== Task instructions ==
Track down the lines that contain "программы" and copy them.

[Records from a dataset]
►

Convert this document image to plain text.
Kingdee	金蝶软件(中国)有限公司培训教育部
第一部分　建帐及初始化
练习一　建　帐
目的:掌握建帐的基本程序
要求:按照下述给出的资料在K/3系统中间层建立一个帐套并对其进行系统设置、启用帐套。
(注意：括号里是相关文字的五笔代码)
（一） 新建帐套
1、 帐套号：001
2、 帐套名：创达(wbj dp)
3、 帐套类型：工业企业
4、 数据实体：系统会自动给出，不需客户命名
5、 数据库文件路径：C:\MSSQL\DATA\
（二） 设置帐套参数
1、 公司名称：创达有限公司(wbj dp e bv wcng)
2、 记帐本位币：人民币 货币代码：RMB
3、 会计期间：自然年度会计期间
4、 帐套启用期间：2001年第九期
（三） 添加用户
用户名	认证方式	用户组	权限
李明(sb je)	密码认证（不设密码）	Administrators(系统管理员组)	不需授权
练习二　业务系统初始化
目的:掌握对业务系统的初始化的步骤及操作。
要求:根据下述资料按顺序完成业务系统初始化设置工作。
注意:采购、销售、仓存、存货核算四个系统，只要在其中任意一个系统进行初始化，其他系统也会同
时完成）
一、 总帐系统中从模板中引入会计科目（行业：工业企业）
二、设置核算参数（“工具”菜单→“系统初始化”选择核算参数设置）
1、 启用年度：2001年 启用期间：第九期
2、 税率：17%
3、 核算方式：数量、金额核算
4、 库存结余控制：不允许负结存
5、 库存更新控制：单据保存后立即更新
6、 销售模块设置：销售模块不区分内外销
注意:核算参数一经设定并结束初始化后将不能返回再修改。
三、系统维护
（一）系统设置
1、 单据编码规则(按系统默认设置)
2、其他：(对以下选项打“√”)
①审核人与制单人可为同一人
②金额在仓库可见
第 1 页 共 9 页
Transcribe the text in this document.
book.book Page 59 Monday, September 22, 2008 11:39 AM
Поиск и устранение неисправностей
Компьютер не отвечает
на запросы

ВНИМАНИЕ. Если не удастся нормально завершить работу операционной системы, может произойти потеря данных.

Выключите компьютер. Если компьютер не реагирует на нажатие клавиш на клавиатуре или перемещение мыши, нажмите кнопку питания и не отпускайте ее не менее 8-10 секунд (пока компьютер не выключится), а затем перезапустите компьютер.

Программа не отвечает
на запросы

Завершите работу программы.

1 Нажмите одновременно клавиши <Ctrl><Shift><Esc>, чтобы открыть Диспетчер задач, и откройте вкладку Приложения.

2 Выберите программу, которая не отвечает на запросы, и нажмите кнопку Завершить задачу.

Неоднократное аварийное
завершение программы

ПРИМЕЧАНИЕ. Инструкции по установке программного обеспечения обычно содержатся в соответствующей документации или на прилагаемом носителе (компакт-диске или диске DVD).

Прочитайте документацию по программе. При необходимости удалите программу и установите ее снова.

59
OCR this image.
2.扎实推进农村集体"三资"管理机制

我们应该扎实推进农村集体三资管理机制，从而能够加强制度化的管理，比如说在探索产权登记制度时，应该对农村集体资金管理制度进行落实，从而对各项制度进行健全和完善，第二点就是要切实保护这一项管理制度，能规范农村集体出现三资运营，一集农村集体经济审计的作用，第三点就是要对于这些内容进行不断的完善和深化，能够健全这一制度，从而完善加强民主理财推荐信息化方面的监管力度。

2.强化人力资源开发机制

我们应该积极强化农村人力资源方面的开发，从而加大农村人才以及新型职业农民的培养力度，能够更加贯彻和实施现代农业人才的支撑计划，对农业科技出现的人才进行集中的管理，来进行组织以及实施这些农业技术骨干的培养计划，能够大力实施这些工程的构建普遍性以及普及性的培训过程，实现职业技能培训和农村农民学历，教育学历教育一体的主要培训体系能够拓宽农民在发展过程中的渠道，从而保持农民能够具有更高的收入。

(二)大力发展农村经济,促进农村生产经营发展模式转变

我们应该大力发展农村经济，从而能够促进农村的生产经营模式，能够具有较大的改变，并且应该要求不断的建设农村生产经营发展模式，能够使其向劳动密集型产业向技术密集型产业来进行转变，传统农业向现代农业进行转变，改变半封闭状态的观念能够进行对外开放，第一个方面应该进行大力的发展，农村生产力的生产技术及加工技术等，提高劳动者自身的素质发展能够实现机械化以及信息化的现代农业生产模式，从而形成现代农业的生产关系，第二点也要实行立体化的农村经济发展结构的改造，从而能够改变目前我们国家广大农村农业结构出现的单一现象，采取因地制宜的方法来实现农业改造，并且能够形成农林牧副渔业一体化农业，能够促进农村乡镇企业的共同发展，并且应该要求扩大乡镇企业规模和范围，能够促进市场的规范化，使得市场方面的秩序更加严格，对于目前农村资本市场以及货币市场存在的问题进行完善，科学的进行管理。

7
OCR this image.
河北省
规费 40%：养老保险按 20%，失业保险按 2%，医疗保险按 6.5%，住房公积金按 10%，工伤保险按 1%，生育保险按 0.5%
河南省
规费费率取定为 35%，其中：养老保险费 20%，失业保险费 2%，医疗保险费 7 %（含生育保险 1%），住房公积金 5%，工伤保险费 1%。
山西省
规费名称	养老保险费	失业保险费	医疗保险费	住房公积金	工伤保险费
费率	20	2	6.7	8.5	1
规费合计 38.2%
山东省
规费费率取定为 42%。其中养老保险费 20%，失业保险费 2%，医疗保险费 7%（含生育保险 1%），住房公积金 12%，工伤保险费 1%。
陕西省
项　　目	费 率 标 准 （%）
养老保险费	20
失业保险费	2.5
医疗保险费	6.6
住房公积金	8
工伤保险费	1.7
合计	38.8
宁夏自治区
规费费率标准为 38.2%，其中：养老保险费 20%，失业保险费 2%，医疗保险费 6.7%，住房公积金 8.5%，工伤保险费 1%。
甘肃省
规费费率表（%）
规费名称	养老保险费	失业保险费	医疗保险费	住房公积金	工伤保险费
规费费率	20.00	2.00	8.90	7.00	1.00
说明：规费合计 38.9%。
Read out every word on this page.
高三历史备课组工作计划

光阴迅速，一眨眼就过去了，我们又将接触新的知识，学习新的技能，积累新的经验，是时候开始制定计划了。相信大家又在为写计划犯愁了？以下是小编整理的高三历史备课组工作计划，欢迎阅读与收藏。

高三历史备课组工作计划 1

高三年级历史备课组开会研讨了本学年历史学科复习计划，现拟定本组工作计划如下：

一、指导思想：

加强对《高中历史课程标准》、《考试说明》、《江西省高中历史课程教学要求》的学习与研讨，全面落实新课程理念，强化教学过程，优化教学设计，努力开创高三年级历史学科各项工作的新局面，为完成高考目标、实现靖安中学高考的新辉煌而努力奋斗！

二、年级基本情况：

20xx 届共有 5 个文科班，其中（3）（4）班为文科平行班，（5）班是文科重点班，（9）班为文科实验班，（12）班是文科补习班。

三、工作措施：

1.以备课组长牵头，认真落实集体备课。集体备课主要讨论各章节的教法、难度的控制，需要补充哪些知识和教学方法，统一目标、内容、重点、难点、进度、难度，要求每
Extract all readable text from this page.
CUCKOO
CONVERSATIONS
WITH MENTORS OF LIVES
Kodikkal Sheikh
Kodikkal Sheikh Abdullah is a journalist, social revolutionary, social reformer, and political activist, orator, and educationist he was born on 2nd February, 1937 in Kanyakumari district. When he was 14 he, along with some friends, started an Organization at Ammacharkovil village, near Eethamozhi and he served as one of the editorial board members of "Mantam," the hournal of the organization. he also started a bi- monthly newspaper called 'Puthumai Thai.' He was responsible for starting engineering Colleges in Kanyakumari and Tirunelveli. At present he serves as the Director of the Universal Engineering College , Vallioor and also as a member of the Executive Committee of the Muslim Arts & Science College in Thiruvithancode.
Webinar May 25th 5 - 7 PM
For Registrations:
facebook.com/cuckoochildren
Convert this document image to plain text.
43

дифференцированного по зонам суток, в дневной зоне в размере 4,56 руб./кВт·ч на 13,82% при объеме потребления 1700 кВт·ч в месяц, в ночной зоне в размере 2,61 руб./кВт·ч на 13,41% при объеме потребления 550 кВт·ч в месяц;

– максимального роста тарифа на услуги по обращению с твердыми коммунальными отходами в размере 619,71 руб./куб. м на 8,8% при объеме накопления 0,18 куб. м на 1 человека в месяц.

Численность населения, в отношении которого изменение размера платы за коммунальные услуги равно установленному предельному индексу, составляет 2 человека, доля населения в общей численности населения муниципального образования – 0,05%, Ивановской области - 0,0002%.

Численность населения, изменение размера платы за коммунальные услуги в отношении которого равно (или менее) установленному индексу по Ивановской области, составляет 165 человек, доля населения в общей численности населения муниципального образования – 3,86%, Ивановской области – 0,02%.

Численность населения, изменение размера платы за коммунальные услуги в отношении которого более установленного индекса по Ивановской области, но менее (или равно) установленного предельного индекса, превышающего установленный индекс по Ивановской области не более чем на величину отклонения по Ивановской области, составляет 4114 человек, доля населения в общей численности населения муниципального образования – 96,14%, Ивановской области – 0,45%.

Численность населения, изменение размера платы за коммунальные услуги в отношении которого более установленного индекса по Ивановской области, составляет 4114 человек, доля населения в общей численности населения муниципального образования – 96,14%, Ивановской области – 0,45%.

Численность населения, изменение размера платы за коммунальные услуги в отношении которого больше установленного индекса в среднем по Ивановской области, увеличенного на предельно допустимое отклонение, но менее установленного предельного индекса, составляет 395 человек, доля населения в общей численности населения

◄

== Response below ==
Завершите работу программы.
завершение программы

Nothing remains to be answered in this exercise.